**WHAT YOU NEED TO DO:** Copy out each line that includes the word "automatically".

·····

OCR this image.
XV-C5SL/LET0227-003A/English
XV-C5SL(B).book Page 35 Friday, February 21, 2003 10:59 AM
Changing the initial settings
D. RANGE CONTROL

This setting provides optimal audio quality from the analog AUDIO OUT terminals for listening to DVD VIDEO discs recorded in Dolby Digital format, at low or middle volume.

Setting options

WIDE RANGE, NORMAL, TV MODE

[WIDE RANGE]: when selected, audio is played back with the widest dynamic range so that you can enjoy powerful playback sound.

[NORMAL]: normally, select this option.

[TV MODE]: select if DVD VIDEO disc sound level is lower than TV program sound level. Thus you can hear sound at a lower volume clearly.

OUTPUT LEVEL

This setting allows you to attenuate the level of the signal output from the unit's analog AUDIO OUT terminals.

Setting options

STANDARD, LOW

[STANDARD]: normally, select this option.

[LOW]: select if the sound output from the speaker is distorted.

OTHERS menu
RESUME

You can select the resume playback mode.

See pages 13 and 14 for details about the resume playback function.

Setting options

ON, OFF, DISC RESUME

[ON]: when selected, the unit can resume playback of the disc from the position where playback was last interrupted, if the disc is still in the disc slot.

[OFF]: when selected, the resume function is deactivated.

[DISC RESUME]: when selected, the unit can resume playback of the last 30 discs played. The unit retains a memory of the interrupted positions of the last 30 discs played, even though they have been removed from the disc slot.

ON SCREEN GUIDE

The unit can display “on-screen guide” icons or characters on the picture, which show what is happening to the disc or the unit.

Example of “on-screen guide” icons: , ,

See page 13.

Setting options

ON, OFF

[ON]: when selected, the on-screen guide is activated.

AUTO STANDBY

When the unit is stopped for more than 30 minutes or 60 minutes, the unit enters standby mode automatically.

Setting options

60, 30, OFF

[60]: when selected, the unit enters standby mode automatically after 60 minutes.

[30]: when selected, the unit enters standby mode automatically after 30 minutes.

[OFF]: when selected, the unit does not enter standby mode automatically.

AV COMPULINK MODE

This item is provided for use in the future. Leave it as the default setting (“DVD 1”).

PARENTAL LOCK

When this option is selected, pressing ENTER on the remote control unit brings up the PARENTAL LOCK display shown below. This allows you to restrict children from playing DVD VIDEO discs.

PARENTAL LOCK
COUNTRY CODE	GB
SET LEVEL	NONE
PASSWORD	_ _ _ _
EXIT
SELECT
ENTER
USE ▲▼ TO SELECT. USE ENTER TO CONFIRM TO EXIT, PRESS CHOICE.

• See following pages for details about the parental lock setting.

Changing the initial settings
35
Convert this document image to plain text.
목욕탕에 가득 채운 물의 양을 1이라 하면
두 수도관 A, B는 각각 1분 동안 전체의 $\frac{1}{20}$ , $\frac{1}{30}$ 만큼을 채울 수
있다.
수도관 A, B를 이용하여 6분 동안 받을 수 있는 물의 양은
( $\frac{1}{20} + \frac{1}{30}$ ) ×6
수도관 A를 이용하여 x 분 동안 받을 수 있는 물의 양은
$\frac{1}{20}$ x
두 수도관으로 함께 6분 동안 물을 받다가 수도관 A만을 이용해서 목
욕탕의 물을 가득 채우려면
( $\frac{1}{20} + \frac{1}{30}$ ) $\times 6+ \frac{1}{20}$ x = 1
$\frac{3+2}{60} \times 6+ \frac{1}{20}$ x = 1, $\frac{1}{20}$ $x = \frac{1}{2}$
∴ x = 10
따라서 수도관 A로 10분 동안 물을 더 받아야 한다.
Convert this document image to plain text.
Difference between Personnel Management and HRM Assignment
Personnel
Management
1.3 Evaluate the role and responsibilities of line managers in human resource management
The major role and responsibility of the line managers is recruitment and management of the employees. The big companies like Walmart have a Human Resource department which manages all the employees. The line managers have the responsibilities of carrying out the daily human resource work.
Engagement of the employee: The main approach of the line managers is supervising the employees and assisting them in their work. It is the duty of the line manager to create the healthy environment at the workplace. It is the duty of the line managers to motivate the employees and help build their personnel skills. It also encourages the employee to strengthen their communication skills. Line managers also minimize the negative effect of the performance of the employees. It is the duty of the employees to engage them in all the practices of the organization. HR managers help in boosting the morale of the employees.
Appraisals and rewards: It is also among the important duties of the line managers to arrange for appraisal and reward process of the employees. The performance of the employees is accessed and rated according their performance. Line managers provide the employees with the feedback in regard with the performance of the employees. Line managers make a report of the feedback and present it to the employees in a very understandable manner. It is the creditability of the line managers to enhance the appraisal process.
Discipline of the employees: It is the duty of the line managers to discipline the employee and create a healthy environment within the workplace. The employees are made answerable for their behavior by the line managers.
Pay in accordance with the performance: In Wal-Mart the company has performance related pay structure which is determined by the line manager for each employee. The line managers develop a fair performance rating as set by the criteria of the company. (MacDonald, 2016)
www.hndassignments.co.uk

·····

**TASK SOLUTION:**
When the unit is stopped for more than 30 minutes or 60 minutes, the unit enters standby mode automatically.
[60]: when selected, the unit enters standby mode automatically after 60 minutes.
[30]: when selected, the unit enters standby mode automatically after 30 minutes.
[OFF]: when selected, the unit does not enter standby mode automatically.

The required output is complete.